__STATED TASK__:
Show every line in the records below that contains the word "snap".

Stored data:
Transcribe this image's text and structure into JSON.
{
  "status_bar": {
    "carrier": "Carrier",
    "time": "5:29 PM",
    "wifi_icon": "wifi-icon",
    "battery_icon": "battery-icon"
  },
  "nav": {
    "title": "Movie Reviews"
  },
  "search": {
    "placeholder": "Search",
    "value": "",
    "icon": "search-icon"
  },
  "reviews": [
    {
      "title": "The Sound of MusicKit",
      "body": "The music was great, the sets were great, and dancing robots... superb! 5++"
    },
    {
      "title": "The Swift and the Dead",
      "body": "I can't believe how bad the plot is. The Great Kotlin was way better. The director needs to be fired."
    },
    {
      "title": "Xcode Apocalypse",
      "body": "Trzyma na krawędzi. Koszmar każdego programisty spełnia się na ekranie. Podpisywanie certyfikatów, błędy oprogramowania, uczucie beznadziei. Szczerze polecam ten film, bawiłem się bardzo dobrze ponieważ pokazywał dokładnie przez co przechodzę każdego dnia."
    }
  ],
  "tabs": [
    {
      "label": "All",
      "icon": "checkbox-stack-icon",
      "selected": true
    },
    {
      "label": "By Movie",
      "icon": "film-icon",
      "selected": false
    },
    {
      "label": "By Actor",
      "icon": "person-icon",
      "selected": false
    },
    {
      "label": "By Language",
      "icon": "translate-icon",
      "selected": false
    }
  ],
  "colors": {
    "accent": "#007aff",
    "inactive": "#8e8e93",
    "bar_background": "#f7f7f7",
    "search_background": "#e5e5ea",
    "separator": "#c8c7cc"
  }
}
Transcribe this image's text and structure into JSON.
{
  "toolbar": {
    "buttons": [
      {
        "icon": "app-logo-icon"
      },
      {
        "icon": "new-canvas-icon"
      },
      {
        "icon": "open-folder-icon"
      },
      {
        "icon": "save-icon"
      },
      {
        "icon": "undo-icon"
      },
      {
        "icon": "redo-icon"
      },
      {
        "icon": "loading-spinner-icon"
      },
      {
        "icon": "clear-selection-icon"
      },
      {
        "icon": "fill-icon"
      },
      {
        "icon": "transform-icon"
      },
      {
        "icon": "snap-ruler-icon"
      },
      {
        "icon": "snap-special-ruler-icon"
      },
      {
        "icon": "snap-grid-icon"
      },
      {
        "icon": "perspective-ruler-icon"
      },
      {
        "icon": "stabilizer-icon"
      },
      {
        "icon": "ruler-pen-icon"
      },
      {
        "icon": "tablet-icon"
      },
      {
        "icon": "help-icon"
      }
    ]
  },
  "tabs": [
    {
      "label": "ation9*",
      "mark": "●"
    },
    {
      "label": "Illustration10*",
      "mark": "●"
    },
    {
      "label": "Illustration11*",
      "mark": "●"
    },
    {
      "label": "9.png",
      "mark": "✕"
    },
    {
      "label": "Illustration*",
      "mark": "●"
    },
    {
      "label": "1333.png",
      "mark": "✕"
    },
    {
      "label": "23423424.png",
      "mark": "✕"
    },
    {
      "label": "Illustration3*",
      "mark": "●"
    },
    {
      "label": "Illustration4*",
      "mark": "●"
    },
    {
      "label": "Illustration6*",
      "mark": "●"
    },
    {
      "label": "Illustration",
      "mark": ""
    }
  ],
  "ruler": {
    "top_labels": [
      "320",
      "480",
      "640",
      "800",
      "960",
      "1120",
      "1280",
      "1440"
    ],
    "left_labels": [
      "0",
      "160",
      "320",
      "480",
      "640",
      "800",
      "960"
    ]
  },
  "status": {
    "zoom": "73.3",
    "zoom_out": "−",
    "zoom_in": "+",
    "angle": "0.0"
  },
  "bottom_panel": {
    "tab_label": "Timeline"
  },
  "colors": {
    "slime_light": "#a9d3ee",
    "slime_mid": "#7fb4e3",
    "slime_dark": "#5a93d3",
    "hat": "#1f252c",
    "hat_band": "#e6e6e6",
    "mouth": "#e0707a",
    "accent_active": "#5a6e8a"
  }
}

__RESPONSE TO THE TASK__:
        "icon": "snap-ruler-icon"
        "icon": "snap-special-ruler-icon"
        "icon": "snap-grid-icon"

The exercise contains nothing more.